#### Given records

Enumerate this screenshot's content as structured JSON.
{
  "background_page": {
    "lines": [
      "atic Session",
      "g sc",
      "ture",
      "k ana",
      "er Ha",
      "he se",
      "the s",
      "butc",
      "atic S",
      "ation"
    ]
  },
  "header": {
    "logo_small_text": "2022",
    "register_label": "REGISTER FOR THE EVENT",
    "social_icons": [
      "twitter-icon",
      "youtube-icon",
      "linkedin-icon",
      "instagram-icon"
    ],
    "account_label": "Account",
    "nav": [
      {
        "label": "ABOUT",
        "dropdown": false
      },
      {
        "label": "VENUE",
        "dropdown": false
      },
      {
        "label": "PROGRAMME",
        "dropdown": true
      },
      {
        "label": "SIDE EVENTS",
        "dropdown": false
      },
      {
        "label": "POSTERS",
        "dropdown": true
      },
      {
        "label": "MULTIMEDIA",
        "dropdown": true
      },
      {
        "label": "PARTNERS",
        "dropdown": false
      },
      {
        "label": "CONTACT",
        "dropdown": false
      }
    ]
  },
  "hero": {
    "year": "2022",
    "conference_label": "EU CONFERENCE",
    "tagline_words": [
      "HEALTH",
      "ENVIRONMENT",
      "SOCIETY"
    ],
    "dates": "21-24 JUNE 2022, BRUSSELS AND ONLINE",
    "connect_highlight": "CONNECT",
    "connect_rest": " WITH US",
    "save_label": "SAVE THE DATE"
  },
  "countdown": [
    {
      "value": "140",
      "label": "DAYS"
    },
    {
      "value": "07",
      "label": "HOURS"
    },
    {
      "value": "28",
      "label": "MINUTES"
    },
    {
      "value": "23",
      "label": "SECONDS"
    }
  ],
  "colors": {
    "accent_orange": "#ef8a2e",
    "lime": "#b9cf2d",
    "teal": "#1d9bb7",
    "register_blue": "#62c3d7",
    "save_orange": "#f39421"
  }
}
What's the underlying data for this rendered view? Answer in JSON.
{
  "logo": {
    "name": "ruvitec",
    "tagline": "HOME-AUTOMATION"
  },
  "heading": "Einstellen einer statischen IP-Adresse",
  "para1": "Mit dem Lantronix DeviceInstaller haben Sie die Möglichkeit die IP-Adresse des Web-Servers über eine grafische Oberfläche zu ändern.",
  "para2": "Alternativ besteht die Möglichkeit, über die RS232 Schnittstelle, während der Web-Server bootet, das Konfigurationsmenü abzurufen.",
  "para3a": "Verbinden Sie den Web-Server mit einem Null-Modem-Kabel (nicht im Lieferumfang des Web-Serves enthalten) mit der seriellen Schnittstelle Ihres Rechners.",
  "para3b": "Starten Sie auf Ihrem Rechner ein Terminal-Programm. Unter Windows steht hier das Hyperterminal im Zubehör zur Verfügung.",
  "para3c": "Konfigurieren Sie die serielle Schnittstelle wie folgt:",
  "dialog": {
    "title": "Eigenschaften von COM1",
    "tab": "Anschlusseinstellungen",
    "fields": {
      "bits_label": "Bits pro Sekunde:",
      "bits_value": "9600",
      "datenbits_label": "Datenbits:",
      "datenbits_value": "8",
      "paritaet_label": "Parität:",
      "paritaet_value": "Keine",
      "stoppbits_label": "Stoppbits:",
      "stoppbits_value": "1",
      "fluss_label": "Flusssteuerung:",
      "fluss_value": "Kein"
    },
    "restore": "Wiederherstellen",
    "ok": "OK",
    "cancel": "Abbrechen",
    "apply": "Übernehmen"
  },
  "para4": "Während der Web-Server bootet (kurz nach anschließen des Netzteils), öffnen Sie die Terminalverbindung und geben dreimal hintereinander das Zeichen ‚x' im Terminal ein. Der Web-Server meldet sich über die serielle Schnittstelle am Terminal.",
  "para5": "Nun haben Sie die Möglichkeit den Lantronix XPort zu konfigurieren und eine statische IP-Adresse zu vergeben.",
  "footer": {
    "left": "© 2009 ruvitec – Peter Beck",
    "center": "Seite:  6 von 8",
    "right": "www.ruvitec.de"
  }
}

########

What you should do. Find every line above that contains the word "Lantronix", and return each one.

Result of this task.
  "para1": "Mit dem Lantronix DeviceInstaller haben Sie die Möglichkeit die IP-Adresse des Web-Servers über eine grafische Oberfläche zu ändern.",
  "para5": "Nun haben Sie die Möglichkeit den Lantronix XPort zu konfigurieren und eine statische IP-Adresse zu vergeben.",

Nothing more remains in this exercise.